▶ _Exercise instructions_: Omit every picture and write out the rest of the records exactly.

▶ _Data excerpts_:
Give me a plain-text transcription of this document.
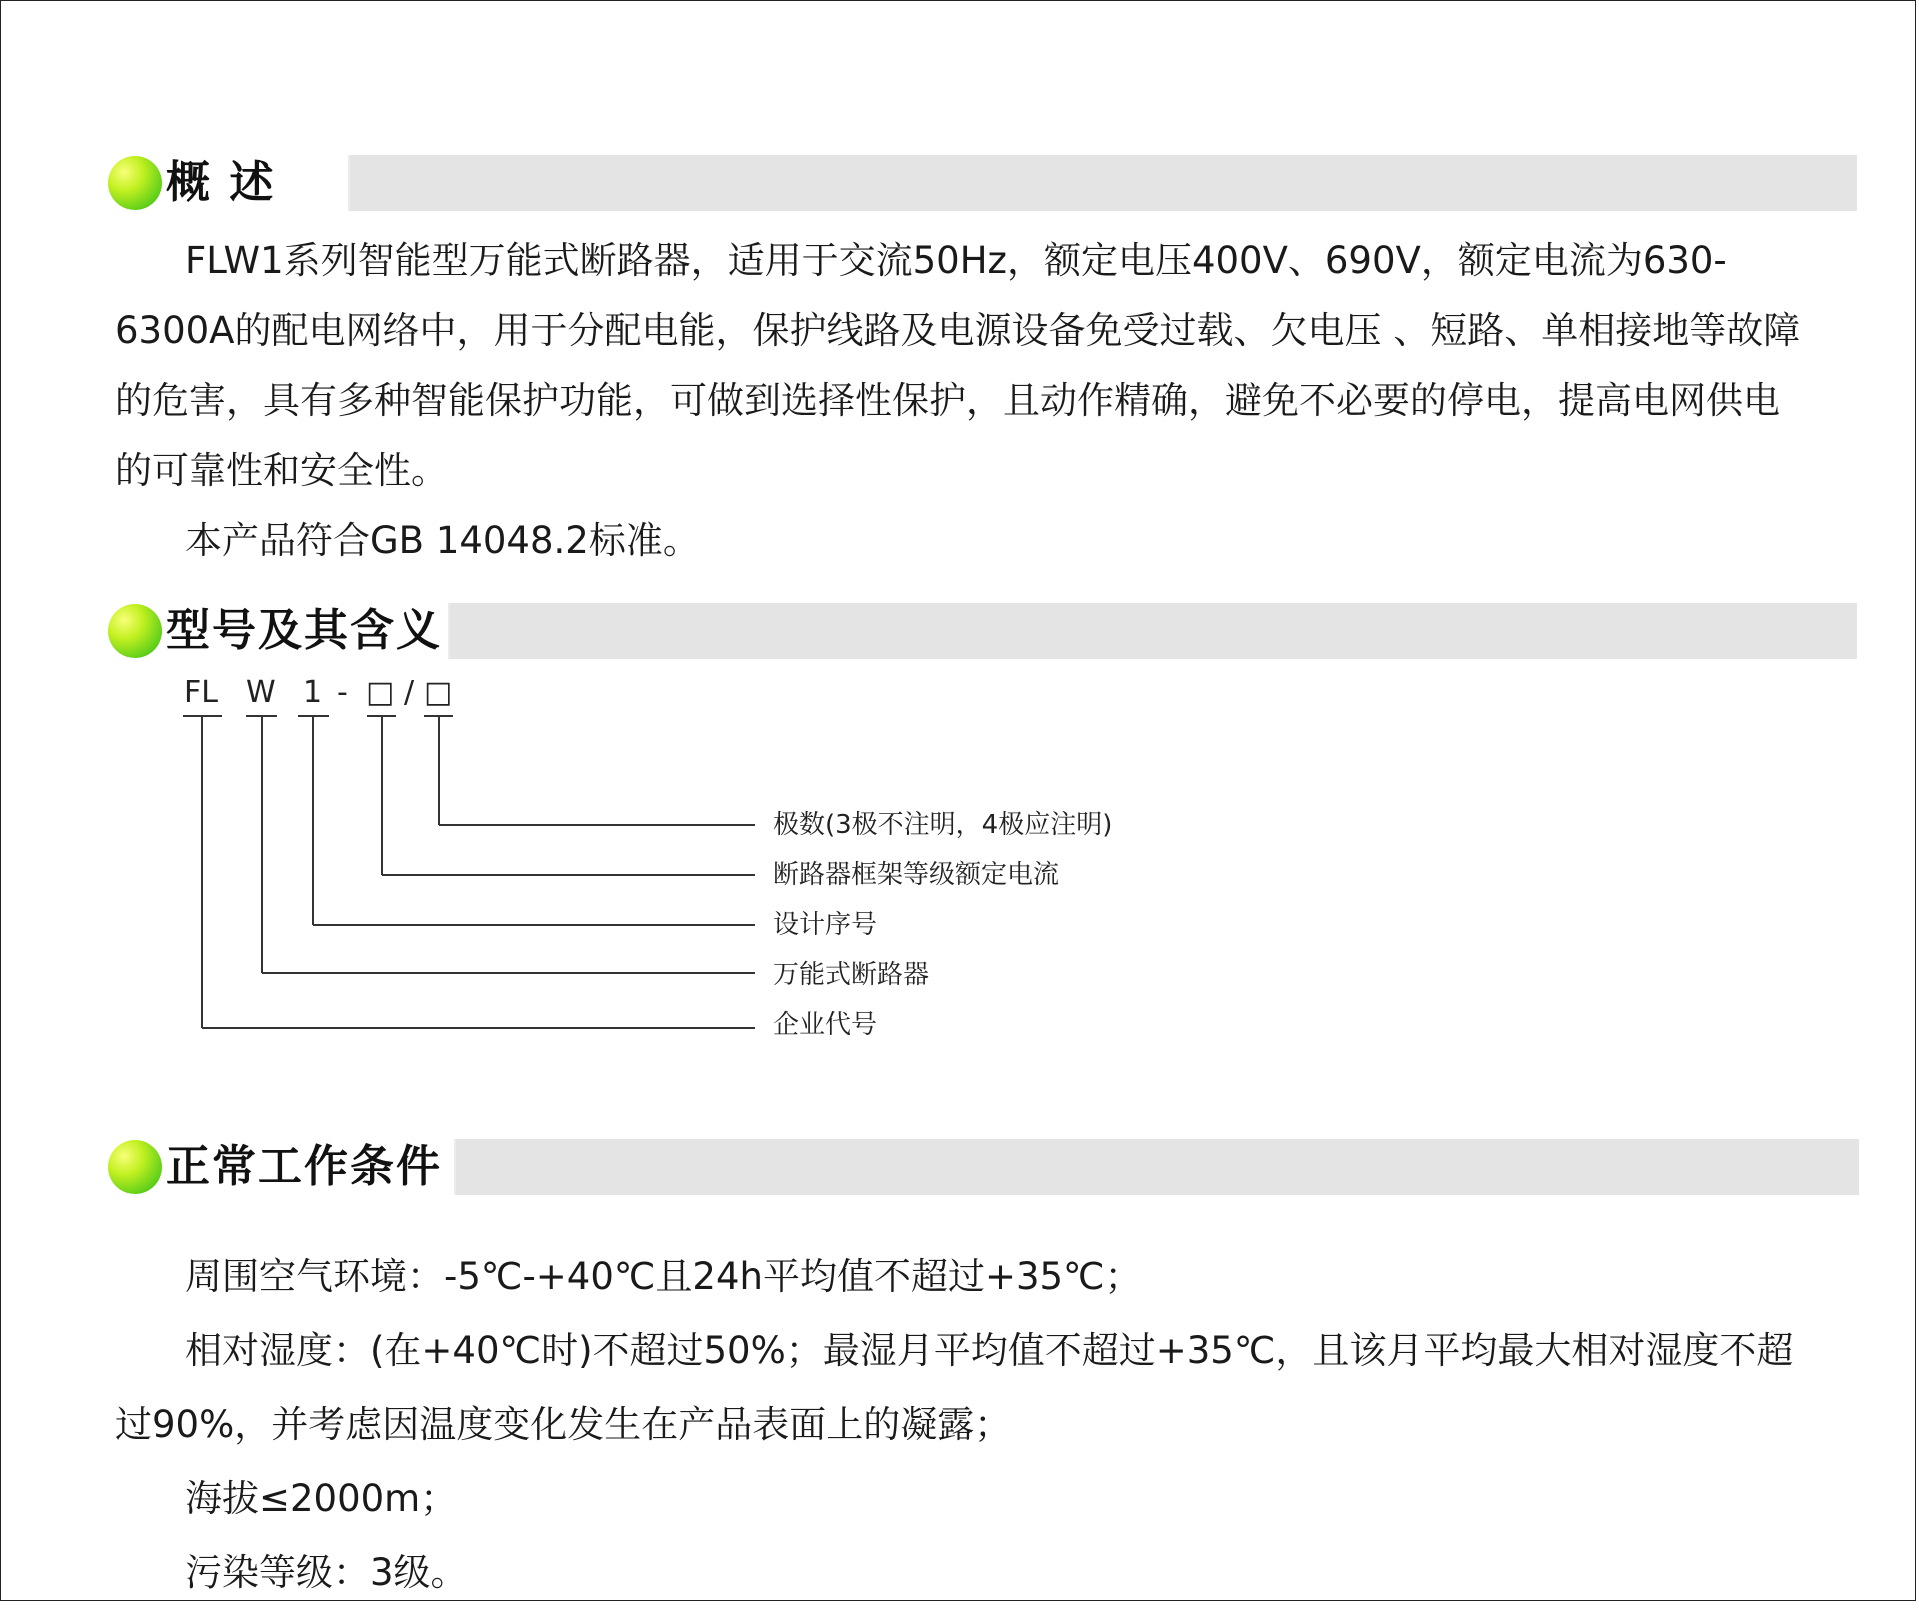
概 述

FLW1系列智能型万能式断路器，适用于交流50Hz，额定电压400V、690V，额定电流为630-6300A的配电网络中，用于分配电能，保护线路及电源设备免受过载、欠电压 、短路、单相接地等故障的危害，具有多种智能保护功能，可做到选择性保护，且动作精确，避免不必要的停电，提高电网供电的可靠性和安全性。

本产品符合GB 14048.2标准。

型号及其含义
FL W 1 - □ / □
极数(3极不注明，4极应注明)
断路器框架等级额定电流
设计序号
万能式断路器
企业代号
正常工作条件

周围空气环境：-5℃-+40℃且24h平均值不超过+35℃；

相对湿度：(在+40℃时)不超过50%；最湿月平均值不超过+35℃，且该月平均最大相对湿度不超过90%，并考虑因温度变化发生在产品表面上的凝露；

海拔≤2000m；

污染等级：3级。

▶ _Exercise output_:
Give me a plain-text transcription of this document.
概 述

FLW1系列智能型万能式断路器，适用于交流50Hz，额定电压400V、690V，额定电流为630-6300A的配电网络中，用于分配电能，保护线路及电源设备免受过载、欠电压 、短路、单相接地等故障的危害，具有多种智能保护功能，可做到选择性保护，且动作精确，避免不必要的停电，提高电网供电的可靠性和安全性。

本产品符合GB 14048.2标准。

型号及其含义
FL W 1 - □ / □
极数(3极不注明，4极应注明)
断路器框架等级额定电流
设计序号
万能式断路器
企业代号
正常工作条件

周围空气环境：-5℃-+40℃且24h平均值不超过+35℃；

相对湿度：(在+40℃时)不超过50%；最湿月平均值不超过+35℃，且该月平均最大相对湿度不超过90%，并考虑因温度变化发生在产品表面上的凝露；

海拔≤2000m；

污染等级：3级。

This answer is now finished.